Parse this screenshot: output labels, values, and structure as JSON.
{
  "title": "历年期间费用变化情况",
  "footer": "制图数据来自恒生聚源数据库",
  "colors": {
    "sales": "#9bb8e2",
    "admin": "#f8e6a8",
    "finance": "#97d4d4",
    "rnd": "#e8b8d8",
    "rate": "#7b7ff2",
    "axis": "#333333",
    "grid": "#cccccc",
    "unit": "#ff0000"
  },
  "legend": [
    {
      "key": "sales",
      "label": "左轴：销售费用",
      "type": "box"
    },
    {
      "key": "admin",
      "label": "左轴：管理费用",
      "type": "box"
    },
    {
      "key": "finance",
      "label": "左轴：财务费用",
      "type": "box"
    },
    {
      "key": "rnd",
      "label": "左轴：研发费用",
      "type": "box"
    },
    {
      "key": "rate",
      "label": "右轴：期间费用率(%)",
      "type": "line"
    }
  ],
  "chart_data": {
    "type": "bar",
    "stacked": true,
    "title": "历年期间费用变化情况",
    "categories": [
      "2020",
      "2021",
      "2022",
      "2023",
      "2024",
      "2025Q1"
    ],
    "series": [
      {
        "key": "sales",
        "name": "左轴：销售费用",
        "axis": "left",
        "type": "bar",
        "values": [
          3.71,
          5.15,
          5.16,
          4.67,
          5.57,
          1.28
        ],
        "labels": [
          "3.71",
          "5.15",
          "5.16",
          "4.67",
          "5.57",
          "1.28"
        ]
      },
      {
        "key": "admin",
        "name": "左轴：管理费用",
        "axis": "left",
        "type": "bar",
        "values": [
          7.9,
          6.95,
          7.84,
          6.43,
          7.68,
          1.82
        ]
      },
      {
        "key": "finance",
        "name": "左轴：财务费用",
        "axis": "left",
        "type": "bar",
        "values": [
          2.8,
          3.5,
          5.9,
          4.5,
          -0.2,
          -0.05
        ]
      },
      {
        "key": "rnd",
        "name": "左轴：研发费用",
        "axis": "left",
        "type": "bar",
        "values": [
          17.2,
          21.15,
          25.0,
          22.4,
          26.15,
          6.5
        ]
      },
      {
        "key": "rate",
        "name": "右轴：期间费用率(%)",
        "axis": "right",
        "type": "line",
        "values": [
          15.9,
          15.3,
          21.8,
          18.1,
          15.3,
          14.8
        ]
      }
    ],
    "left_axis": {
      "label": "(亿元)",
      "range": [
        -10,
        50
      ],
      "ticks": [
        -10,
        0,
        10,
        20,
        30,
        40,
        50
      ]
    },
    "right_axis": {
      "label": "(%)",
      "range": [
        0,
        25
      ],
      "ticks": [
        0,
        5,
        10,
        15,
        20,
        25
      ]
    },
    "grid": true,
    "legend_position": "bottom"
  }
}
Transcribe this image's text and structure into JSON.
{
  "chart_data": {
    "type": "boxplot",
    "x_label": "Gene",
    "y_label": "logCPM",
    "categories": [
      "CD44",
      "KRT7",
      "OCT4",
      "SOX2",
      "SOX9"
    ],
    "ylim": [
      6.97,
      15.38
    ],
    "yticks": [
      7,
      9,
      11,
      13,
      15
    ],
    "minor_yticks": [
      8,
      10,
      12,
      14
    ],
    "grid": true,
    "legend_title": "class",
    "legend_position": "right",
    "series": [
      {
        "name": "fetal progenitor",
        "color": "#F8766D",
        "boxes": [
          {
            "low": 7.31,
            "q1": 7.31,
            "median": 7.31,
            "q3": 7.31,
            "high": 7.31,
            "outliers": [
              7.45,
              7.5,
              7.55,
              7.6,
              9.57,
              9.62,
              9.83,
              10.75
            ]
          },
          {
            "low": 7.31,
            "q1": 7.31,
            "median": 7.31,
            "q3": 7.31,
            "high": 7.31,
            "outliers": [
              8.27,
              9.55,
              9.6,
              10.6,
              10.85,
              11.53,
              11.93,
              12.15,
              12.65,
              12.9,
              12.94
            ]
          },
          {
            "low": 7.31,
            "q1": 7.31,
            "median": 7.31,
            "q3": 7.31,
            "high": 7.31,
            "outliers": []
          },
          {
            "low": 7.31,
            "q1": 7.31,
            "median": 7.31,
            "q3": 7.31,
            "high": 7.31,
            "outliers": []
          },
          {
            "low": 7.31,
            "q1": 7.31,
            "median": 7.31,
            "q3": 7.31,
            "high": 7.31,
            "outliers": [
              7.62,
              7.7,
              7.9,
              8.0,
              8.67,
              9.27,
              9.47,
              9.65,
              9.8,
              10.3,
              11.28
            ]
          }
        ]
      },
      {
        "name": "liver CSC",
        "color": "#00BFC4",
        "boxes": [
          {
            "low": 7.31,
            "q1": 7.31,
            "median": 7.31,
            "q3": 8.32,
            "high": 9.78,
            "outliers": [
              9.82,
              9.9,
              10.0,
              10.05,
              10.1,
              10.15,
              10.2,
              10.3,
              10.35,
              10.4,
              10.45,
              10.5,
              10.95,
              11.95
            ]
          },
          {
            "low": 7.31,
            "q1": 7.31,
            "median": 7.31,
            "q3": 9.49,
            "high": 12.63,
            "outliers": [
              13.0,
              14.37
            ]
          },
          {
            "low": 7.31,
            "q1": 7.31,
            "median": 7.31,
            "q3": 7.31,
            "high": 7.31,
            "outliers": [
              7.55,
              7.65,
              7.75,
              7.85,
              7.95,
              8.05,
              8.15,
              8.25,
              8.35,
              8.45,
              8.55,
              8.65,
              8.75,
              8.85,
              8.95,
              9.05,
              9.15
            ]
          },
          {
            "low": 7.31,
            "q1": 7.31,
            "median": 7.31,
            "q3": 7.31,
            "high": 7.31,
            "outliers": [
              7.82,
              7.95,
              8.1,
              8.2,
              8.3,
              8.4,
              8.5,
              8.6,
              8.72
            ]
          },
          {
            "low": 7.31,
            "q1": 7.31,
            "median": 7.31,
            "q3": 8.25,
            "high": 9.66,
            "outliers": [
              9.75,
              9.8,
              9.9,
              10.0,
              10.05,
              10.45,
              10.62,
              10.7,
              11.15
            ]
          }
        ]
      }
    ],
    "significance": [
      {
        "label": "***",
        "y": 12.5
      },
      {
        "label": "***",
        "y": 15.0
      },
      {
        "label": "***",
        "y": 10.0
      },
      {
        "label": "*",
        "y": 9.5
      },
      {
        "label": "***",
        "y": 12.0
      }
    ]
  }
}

##############################

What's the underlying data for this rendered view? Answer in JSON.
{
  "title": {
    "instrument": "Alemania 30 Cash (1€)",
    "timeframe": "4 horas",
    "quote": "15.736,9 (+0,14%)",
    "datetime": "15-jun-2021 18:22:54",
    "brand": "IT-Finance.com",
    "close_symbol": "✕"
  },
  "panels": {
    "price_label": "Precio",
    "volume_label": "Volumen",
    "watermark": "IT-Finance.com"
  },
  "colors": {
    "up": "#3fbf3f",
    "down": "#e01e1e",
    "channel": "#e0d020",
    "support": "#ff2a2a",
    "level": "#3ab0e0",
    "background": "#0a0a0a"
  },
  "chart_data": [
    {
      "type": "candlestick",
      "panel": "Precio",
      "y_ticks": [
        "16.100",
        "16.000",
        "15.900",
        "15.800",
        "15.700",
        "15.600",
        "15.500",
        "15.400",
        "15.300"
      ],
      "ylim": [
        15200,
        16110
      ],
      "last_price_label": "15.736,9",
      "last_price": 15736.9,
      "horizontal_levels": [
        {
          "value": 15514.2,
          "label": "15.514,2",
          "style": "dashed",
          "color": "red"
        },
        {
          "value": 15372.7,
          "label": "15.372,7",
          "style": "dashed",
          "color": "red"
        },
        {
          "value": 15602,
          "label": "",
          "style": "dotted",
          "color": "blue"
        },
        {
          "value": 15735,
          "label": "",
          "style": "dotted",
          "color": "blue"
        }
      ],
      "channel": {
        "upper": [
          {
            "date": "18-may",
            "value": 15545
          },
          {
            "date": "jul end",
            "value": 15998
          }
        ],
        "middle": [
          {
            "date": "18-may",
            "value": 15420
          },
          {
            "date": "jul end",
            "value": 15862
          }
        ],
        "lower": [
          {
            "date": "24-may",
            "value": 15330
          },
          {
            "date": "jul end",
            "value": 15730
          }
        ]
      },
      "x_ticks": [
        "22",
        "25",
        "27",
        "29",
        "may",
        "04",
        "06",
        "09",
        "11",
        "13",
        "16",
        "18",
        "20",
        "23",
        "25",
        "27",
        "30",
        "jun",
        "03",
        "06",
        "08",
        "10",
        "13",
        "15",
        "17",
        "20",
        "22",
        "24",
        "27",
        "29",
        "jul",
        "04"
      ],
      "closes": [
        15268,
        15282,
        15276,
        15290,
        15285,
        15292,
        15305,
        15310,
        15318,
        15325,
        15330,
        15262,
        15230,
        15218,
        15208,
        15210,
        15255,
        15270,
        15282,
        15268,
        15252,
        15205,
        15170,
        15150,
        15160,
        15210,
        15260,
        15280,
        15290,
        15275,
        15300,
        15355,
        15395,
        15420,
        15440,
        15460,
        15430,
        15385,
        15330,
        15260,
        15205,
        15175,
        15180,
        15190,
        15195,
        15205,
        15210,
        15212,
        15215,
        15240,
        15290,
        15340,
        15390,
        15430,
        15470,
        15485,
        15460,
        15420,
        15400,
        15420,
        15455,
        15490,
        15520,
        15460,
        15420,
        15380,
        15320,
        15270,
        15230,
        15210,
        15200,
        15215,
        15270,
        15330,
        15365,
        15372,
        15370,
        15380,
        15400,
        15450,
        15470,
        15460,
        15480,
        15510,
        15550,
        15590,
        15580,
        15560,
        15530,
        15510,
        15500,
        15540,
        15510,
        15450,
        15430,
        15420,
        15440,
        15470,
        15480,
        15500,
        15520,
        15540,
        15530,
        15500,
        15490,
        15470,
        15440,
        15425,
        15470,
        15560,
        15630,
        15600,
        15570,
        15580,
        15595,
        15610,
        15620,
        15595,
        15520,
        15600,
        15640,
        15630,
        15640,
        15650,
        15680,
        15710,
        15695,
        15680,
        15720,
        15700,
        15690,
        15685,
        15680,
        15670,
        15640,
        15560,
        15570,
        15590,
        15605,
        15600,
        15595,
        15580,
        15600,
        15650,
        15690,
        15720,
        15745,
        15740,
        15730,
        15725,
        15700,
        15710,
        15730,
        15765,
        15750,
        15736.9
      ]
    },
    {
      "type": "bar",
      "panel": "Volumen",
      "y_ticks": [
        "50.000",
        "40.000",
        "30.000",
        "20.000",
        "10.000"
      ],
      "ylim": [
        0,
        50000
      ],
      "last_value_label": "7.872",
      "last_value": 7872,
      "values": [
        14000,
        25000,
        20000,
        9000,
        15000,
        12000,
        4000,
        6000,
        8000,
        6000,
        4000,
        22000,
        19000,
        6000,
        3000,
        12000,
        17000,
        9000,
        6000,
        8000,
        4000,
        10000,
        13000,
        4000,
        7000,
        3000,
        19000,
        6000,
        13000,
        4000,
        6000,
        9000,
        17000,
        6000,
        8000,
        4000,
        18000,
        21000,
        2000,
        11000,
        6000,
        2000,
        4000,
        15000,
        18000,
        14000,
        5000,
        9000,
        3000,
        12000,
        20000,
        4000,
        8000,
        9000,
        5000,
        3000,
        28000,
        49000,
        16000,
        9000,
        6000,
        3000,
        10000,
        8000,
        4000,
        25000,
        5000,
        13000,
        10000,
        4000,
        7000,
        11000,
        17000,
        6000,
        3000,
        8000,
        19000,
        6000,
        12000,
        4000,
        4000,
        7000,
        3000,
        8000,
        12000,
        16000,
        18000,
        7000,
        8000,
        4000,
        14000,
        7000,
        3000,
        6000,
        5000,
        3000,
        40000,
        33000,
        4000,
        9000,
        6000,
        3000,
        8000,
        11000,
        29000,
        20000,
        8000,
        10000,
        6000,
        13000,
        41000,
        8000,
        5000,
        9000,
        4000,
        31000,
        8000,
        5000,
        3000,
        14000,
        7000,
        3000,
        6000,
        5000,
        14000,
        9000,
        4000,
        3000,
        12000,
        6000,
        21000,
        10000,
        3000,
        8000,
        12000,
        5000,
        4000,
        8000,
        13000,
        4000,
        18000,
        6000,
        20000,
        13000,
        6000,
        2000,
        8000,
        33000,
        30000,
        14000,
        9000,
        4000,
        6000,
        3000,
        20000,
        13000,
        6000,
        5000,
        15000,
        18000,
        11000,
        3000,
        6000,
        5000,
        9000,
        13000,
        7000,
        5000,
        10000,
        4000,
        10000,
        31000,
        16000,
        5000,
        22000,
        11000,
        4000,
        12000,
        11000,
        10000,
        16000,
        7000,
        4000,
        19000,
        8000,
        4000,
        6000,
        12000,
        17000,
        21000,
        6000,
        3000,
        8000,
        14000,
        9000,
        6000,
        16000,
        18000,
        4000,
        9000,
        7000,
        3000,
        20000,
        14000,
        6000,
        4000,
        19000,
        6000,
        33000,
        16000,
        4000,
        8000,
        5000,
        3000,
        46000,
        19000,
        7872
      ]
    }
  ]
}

##############################

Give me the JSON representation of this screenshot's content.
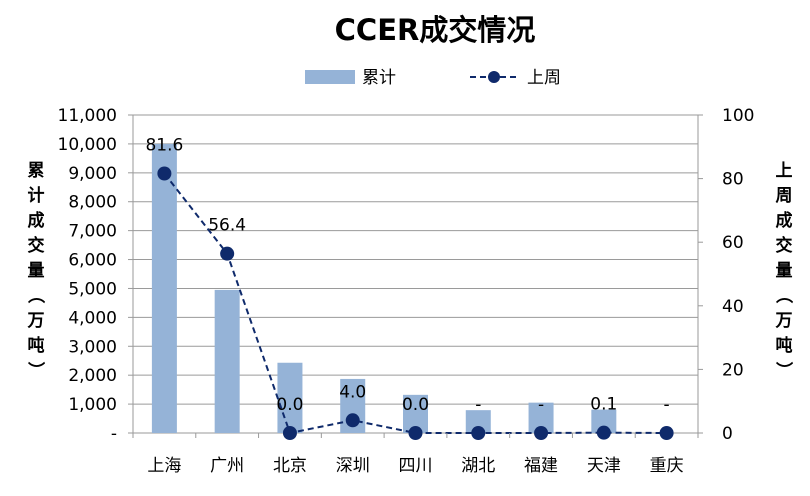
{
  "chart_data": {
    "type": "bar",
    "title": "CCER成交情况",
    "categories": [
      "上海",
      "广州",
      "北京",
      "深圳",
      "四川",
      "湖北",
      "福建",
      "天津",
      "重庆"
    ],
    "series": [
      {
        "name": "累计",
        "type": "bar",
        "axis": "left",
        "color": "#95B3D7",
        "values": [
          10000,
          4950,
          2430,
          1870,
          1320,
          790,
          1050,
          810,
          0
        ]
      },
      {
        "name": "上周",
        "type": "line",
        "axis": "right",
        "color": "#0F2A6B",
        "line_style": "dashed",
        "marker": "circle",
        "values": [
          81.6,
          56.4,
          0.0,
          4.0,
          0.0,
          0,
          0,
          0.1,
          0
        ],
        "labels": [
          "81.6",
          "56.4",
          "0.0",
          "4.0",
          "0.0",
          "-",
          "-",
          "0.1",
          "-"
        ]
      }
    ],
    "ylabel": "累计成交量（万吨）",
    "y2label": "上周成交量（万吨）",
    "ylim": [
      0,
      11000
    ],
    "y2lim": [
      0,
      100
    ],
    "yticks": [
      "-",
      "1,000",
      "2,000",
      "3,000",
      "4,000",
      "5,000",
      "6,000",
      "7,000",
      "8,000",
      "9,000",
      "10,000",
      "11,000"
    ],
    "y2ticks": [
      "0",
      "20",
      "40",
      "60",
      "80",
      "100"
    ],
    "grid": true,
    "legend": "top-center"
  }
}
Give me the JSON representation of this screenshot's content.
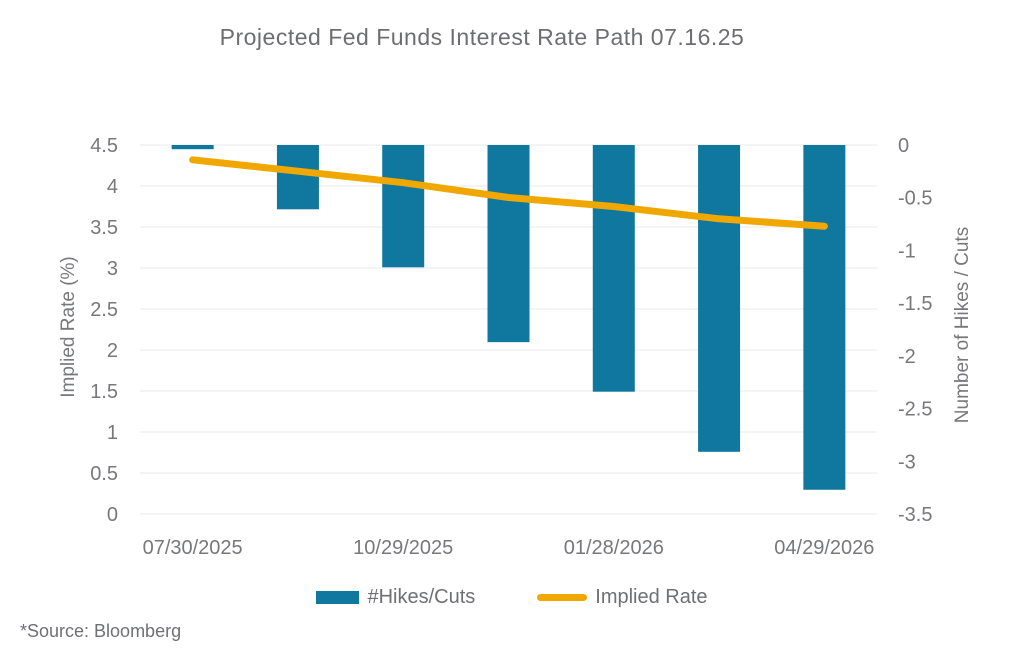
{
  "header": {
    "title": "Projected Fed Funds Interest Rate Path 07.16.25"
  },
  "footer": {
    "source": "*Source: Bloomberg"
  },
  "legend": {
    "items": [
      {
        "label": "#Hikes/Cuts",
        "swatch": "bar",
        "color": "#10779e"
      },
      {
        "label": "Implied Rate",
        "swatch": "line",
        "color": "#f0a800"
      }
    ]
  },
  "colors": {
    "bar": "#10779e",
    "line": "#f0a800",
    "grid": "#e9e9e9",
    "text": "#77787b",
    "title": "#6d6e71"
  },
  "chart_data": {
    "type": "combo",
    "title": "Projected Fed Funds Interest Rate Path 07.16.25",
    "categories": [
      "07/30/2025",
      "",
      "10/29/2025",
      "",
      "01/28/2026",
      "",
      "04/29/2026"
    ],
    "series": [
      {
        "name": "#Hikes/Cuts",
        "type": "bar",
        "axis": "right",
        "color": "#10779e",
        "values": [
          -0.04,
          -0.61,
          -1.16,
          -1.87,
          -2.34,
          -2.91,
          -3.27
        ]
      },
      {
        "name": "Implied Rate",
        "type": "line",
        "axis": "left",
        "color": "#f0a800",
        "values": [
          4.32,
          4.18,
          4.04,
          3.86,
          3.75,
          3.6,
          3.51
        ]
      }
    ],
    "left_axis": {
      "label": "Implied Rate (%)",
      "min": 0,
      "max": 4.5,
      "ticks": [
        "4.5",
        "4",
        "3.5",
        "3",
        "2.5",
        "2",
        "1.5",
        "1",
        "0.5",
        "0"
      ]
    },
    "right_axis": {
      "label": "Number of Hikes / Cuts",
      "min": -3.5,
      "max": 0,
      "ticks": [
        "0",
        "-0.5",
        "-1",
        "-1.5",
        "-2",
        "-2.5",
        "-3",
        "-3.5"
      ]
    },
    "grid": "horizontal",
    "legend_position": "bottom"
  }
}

##############################

STATED PROBLEM —
Report all lines of the data above that include the string "Cuts".

RESULT OF THIS TASK —
        "label": "#Hikes/Cuts",
        "name": "#Hikes/Cuts",
      "label": "Number of Hikes / Cuts",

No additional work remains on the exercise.